Passage given
# Snails and Heaters



## bettacrazygirl86 (Jan 21, 2013)

Can heaters hurt snails? I just watched my snail climbing up the heater, then suddenly slipped off the side. Did she get burnt? Can bettas get burnt by it too?


----------



## MattsBettas (Dec 18, 2012)

Usually the water cools them so rapidly that burns are impossible. My fish cuddle the heater sometimes! I have a snail who cleaned all of the algae off a heater with no issues so I think him falling may have just been a coincidence.


----------



## Chevko (Nov 15, 2012)

My Honey liked to hang out on the heater when she was smaller. She would even reach out as far as she could to land on it, like a game. See how far she could reach either to or from it x3


----------



## bettacrazygirl86 (Jan 21, 2013)

MattsBettas said:


> Usually the water cools them so rapidly that burns are impossible. My fish cuddle the heater sometimes! I have a snail who cleaned all of the algae off a heater with no issues so I think him falling may have just been a coincidence.


That's a relief. It was the first time I saw it happen, and she just kind of laid on the gravel, as if she was stunned, before she started moving again. She has eggs all over the heater though, so I don't know how she could manage that if it burnt her. She seems fine now.



Chevko said:


> My Honey liked to hang out on the heater when she was smaller. She would even reach out as far as she could to land on it, like a game. See how far she could reach either to or from it x3


My betta likes to hang out around the heater too, sometimes. I just don't want it to wind up hurting any of them.


----------



## Chevko (Nov 15, 2012)

Me, too. I'd occasionally worry that I'd wake to a cooked snail but when I got her in a bigger container she was just fine about it. Occasionally she still gets on it but not nearly as often.

Required task
Please rewrite the forum thread from "# Snails and" up to and including "(Dec 18, 2012)", substituting "fell off" for "slipped off". Work from the forum thread alone.

Provided data

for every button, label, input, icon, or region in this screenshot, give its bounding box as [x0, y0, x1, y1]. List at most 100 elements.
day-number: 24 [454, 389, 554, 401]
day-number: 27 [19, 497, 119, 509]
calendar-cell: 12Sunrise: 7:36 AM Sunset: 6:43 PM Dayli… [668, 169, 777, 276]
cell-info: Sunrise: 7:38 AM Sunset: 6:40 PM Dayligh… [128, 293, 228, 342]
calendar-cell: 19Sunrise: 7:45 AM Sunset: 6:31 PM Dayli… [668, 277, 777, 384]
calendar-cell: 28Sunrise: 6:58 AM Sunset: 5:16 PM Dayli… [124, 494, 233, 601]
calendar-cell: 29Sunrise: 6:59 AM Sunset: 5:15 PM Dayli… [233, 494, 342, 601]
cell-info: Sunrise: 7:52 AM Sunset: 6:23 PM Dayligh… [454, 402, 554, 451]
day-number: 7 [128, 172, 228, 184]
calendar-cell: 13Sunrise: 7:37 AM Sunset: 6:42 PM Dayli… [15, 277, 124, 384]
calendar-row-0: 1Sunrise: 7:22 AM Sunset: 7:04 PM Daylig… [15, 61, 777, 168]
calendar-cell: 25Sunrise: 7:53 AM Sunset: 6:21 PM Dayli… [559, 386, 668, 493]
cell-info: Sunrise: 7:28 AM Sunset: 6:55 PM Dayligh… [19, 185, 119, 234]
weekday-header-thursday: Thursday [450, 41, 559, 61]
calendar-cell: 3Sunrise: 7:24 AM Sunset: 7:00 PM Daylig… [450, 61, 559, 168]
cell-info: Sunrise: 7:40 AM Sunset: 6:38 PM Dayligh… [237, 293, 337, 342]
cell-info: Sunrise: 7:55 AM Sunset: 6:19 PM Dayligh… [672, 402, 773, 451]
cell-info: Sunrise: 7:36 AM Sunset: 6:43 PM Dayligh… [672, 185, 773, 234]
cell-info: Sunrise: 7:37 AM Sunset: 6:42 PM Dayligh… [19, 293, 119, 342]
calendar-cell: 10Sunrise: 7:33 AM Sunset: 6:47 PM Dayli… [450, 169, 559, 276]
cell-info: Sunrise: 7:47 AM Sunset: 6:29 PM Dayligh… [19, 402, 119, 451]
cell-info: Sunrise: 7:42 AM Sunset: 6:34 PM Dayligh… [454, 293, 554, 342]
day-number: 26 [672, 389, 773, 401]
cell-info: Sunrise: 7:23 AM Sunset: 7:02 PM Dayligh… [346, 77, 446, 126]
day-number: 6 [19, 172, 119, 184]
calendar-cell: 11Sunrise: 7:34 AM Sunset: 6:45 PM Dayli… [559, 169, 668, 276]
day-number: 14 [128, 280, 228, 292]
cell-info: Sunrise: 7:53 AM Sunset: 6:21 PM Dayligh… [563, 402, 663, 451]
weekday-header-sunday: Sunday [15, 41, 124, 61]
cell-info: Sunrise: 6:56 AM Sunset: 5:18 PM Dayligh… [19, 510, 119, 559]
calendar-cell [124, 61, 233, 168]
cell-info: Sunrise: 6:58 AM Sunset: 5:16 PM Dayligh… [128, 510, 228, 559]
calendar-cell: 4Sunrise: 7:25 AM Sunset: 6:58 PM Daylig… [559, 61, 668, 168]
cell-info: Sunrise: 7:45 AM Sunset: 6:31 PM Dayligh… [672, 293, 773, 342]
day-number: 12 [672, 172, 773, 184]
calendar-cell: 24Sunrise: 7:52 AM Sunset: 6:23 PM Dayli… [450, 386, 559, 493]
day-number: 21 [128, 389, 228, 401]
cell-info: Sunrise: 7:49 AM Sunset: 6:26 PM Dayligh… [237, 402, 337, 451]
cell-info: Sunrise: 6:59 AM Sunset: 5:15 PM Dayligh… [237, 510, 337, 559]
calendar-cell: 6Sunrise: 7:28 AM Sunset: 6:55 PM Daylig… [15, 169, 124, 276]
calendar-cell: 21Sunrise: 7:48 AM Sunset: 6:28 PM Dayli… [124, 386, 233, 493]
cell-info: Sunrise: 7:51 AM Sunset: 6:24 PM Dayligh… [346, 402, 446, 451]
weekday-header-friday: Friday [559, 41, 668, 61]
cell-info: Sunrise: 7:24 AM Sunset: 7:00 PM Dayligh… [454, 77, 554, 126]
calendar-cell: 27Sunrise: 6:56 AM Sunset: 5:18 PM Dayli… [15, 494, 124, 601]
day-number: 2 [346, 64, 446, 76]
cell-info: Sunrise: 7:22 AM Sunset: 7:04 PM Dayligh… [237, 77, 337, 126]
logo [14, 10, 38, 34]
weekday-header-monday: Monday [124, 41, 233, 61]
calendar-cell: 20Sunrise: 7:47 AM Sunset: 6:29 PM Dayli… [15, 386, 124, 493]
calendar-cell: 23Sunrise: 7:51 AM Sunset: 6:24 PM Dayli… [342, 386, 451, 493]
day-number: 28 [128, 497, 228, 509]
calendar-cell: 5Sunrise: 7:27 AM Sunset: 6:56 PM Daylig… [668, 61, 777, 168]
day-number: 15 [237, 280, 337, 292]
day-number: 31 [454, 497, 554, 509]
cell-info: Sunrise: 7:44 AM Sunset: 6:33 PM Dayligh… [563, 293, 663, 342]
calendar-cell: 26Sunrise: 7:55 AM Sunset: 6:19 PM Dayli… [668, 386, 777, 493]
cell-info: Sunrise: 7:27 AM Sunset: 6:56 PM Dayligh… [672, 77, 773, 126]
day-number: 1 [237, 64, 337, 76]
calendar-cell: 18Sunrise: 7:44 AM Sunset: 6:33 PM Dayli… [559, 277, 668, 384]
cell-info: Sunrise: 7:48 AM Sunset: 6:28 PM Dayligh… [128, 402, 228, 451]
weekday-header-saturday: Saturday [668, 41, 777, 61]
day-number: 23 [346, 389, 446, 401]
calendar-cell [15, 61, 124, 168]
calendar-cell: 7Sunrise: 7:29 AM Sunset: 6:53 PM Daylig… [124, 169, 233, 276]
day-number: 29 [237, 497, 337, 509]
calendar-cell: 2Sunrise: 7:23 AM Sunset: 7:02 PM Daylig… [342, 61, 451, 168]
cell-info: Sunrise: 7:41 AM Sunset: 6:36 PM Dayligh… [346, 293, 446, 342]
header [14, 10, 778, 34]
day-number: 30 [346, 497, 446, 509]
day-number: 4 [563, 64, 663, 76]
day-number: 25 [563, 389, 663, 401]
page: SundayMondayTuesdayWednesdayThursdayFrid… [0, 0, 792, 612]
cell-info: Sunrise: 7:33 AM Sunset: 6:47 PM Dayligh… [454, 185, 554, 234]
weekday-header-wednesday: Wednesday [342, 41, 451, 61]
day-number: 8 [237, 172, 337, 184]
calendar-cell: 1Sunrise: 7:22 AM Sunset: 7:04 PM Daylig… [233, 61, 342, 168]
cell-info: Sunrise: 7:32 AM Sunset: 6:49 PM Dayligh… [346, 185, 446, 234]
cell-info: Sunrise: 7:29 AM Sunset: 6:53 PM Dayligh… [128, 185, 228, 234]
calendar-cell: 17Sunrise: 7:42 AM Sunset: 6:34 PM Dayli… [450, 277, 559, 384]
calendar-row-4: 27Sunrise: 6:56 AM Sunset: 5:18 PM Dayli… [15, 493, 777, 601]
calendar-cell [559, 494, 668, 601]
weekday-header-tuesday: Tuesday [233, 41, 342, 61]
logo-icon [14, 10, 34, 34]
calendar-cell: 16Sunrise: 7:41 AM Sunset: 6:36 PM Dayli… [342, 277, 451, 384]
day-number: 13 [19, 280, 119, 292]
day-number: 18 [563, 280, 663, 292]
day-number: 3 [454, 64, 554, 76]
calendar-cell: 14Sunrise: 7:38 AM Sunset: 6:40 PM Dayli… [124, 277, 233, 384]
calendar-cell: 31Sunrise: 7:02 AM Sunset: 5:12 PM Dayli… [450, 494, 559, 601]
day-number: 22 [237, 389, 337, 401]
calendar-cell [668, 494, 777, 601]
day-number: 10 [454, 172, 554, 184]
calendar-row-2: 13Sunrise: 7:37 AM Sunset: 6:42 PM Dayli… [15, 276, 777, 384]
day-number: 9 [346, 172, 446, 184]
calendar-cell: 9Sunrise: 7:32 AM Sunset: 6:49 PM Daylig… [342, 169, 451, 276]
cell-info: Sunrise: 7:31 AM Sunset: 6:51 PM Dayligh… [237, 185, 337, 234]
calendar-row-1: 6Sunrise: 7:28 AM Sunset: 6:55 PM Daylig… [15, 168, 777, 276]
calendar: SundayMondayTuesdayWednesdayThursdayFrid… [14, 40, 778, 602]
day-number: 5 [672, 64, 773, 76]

Task result
# Snails and Heaters



## bettacrazygirl86 (Jan 21, 2013)

Can heaters hurt snails? I just watched my snail climbing up the heater, then suddenly fell off the side. Did she get burnt? Can bettas get burnt by it too?


----------



## MattsBettas (Dec 18, 2012)